(Figure dataset records)
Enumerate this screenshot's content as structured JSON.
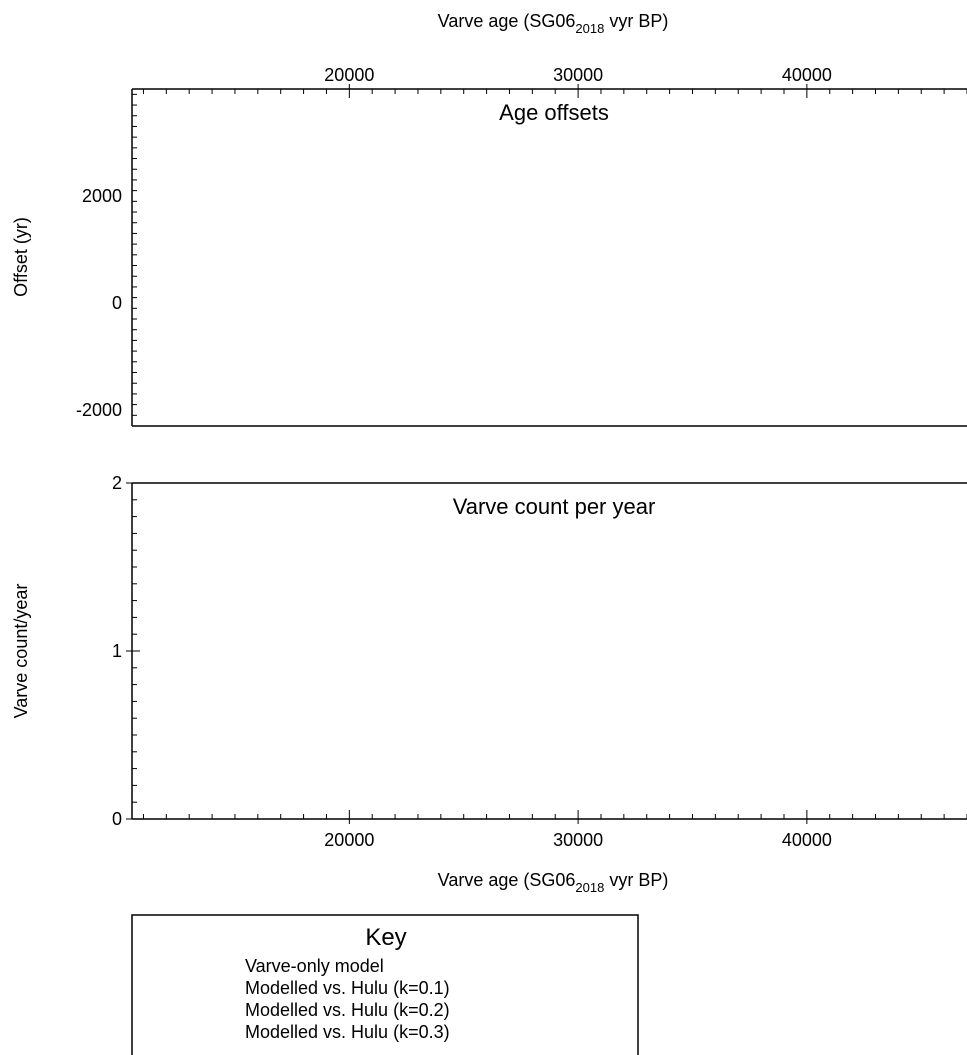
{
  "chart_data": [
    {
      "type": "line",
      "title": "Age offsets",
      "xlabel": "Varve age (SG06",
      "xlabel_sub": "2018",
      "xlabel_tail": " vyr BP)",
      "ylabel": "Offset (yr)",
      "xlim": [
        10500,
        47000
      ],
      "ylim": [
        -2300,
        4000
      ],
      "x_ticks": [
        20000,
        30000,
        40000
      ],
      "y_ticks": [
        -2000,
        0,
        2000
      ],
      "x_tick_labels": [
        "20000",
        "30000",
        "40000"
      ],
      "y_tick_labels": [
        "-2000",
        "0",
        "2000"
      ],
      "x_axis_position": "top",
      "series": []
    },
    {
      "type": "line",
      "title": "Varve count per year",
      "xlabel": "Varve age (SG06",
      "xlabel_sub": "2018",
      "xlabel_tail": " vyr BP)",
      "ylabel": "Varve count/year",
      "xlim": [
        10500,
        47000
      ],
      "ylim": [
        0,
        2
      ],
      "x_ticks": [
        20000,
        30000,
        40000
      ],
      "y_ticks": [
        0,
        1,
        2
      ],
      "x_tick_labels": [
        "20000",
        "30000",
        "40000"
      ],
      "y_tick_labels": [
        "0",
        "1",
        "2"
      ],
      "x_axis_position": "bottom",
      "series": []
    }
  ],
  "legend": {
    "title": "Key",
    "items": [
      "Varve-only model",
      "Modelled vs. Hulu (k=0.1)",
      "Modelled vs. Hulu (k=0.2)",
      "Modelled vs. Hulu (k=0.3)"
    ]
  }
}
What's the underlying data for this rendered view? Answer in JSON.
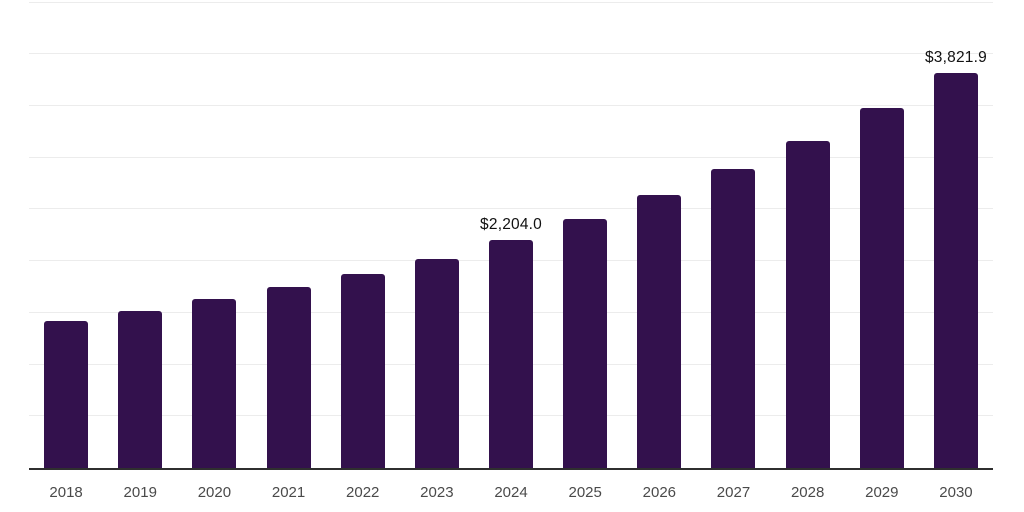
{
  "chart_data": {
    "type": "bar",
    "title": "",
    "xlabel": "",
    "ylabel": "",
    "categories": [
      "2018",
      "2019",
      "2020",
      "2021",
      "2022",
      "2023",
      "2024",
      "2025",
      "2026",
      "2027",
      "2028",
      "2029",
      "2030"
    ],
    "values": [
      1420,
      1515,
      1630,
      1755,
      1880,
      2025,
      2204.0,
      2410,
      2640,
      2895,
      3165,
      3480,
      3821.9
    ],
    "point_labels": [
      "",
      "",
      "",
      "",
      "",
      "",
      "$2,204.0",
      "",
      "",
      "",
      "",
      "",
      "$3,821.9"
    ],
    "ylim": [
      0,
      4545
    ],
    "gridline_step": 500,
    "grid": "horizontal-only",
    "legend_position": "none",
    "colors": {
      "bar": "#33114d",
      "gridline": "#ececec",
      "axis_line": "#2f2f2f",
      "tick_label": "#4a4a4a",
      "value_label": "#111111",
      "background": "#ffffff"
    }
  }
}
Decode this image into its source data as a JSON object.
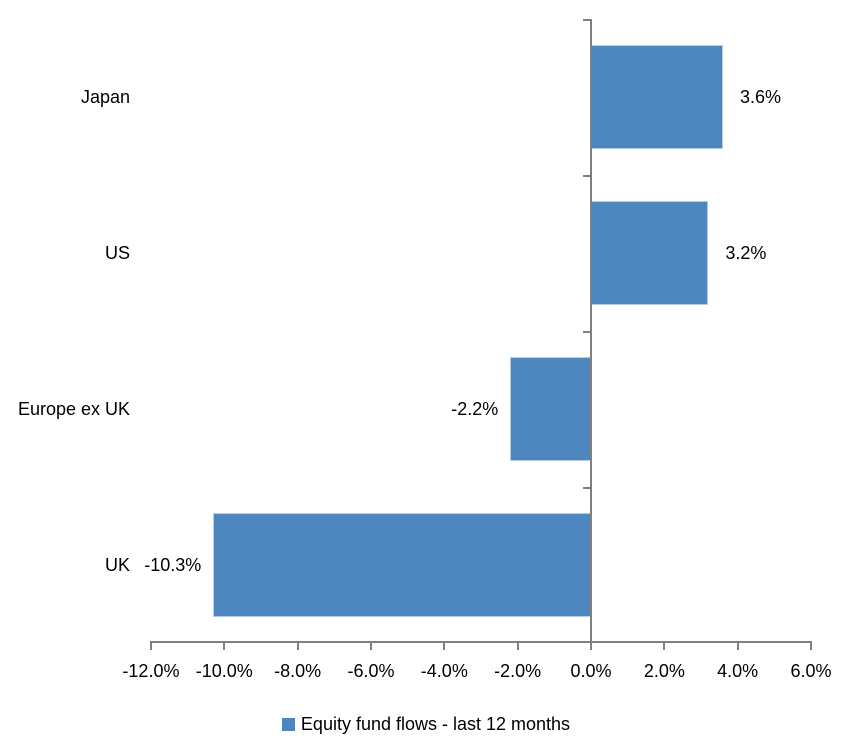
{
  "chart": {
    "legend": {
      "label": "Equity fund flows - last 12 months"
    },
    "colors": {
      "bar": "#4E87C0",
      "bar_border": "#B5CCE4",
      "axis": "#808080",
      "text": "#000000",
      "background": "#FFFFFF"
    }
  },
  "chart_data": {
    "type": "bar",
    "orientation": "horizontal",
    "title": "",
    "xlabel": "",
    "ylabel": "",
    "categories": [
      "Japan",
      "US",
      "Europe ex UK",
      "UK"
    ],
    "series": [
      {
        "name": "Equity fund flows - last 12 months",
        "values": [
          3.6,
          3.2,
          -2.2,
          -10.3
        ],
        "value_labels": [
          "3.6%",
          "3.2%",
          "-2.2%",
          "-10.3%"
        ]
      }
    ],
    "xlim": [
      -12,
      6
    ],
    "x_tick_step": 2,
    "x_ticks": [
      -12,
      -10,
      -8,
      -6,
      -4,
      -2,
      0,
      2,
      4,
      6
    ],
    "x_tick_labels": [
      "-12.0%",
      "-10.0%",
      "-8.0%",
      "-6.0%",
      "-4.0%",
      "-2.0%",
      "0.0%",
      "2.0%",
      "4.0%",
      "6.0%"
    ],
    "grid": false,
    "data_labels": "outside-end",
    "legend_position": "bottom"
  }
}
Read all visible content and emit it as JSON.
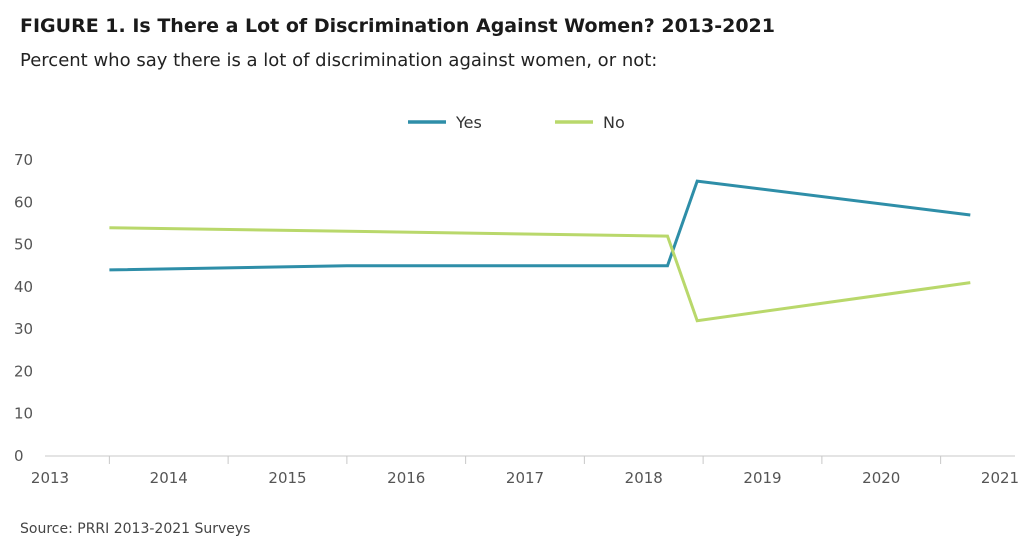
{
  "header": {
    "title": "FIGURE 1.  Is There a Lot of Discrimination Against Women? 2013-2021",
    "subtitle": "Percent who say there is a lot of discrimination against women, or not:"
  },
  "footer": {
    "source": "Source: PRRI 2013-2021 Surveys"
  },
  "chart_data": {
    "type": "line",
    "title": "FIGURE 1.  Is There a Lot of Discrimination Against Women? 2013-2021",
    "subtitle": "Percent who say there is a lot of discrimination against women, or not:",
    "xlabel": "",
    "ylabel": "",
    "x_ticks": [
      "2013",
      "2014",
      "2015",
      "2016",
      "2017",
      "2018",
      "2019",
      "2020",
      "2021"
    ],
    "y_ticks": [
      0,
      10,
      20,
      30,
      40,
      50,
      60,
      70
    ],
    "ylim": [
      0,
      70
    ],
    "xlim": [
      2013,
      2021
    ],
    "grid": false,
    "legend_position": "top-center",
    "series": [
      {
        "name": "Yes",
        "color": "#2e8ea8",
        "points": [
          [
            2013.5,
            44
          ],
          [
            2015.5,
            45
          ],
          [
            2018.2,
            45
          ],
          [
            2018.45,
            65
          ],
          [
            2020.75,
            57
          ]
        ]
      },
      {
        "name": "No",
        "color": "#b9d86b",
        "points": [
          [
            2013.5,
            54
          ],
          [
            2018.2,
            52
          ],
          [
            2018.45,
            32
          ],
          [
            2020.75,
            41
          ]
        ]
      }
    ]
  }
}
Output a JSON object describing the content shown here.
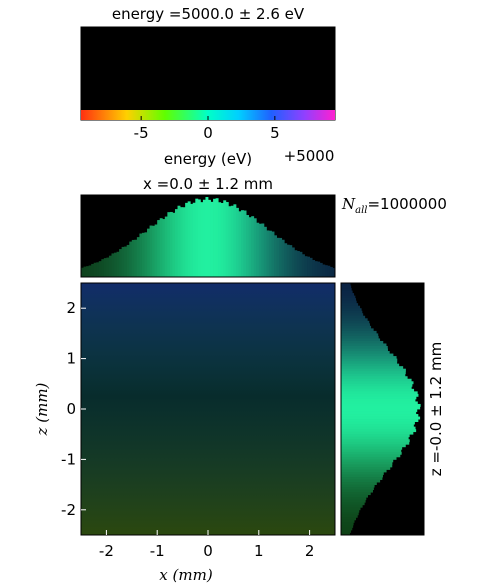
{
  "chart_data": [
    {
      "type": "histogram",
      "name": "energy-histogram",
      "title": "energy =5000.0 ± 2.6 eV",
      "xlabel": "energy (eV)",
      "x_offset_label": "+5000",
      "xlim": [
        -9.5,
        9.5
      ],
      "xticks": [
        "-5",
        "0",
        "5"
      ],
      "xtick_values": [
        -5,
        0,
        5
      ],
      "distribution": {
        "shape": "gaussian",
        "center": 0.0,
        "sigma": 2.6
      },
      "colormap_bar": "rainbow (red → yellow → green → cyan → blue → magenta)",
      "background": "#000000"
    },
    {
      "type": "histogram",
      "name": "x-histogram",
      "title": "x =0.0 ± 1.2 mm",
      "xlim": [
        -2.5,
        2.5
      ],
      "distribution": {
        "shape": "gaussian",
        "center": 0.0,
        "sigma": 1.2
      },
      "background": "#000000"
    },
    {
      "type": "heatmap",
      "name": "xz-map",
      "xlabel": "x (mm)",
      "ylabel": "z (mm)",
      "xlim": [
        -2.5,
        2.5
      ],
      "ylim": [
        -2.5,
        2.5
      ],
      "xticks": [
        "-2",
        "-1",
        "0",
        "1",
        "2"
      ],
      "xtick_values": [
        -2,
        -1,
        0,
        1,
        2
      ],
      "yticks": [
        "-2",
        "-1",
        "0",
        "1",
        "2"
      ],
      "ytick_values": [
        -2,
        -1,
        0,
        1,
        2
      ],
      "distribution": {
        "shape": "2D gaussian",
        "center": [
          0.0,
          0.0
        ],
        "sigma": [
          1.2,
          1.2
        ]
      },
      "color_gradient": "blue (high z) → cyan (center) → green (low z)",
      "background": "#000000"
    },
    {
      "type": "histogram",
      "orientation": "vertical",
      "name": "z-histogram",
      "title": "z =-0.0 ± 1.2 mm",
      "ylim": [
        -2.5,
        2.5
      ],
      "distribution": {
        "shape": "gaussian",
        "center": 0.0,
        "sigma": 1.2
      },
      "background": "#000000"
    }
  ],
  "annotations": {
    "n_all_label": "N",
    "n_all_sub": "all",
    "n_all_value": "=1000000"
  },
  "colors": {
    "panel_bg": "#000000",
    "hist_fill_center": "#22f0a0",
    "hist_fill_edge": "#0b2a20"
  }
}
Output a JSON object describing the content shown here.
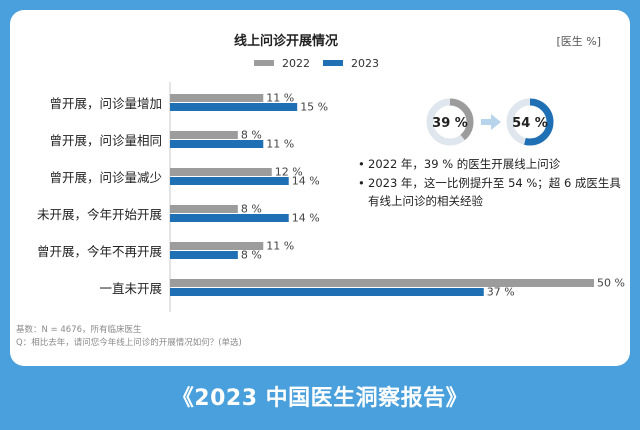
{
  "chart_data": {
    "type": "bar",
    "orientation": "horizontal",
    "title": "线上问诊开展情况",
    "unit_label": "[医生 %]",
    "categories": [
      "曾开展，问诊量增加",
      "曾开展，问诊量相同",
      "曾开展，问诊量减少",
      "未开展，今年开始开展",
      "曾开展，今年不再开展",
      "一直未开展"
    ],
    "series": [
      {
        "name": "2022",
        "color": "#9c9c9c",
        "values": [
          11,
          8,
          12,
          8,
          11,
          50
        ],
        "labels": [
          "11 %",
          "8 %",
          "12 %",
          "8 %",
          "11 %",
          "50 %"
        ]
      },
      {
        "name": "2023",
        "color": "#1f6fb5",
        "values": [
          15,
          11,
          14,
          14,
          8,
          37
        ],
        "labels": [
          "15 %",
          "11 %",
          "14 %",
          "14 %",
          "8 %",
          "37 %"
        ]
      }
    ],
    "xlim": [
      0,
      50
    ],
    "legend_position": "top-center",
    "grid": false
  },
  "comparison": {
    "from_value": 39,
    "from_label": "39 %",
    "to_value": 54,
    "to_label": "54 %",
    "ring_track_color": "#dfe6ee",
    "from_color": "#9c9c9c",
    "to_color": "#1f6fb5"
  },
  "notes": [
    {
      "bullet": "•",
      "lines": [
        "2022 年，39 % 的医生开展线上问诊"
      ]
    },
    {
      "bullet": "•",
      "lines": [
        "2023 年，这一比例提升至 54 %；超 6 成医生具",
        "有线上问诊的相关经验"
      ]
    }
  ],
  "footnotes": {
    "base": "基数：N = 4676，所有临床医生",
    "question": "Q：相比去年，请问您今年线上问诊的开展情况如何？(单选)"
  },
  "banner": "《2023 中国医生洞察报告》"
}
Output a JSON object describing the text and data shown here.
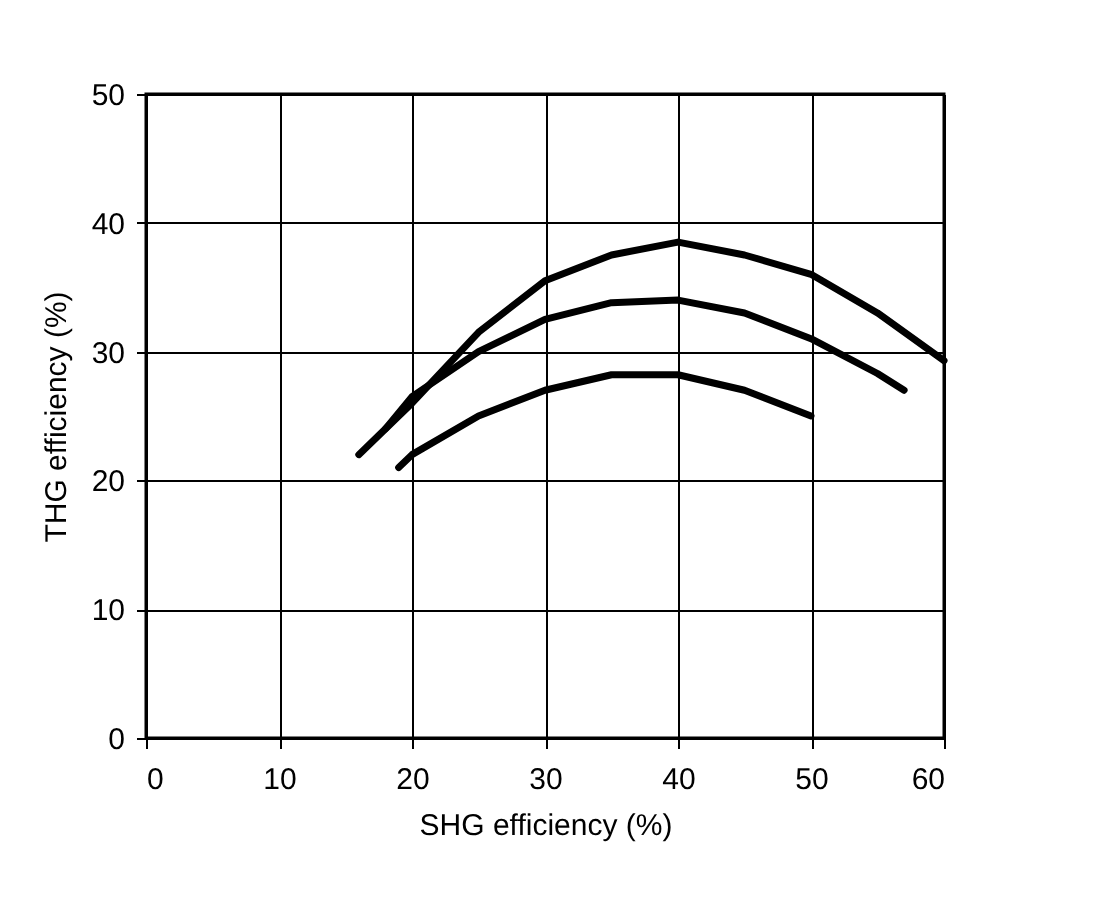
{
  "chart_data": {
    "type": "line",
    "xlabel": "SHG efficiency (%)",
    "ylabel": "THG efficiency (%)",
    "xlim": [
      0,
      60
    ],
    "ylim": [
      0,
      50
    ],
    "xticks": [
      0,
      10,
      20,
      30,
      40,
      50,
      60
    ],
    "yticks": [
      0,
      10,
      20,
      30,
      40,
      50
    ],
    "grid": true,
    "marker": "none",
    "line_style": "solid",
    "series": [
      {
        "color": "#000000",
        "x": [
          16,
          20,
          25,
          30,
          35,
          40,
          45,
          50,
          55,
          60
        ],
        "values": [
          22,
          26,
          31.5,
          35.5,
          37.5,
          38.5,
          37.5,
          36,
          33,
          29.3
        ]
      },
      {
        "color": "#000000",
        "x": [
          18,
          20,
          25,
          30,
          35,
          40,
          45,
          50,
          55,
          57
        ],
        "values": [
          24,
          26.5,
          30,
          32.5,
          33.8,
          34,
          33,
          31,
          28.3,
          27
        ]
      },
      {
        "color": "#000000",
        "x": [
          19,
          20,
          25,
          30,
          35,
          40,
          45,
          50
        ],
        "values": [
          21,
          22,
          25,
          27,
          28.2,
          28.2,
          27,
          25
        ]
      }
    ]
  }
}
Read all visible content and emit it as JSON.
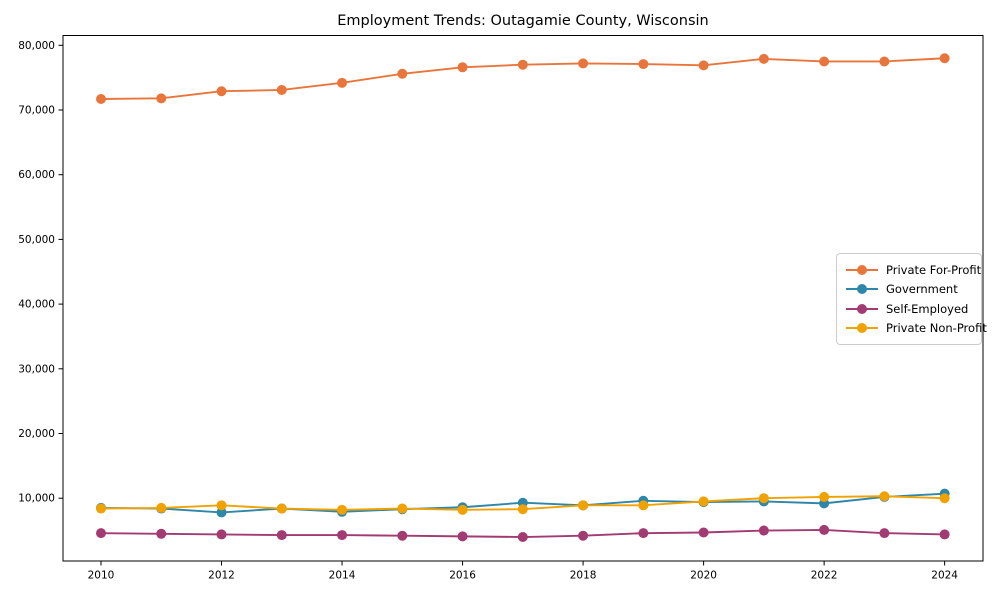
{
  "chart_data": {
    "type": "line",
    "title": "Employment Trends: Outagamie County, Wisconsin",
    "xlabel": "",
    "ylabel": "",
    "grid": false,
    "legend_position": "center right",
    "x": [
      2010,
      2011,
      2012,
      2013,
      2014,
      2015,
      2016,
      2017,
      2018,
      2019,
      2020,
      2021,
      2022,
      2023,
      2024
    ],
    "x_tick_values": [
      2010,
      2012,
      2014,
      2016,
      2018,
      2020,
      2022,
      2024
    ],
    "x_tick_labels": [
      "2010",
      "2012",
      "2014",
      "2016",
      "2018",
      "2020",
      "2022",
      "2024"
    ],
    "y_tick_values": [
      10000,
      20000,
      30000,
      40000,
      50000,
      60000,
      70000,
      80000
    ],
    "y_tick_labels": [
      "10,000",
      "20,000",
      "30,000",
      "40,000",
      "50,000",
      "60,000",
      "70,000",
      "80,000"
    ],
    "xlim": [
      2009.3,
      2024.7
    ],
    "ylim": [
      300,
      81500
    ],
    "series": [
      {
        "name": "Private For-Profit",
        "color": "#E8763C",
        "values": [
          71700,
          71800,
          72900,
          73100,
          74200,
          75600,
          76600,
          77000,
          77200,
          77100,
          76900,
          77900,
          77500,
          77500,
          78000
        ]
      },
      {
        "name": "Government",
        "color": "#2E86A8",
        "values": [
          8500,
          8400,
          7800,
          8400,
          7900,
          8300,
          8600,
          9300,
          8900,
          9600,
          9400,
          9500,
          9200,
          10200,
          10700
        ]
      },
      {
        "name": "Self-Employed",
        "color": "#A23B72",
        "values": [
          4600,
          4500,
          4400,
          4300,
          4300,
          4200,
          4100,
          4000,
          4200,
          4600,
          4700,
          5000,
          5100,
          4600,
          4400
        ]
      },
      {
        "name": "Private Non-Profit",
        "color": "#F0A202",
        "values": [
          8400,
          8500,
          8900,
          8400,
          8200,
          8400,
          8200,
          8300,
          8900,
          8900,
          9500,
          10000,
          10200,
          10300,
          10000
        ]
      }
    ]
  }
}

** Job **
Identify each line holding the string "Profit", and copy it out.

** Task answer **
        "name": "Private For-Profit",
        "name": "Private Non-Profit",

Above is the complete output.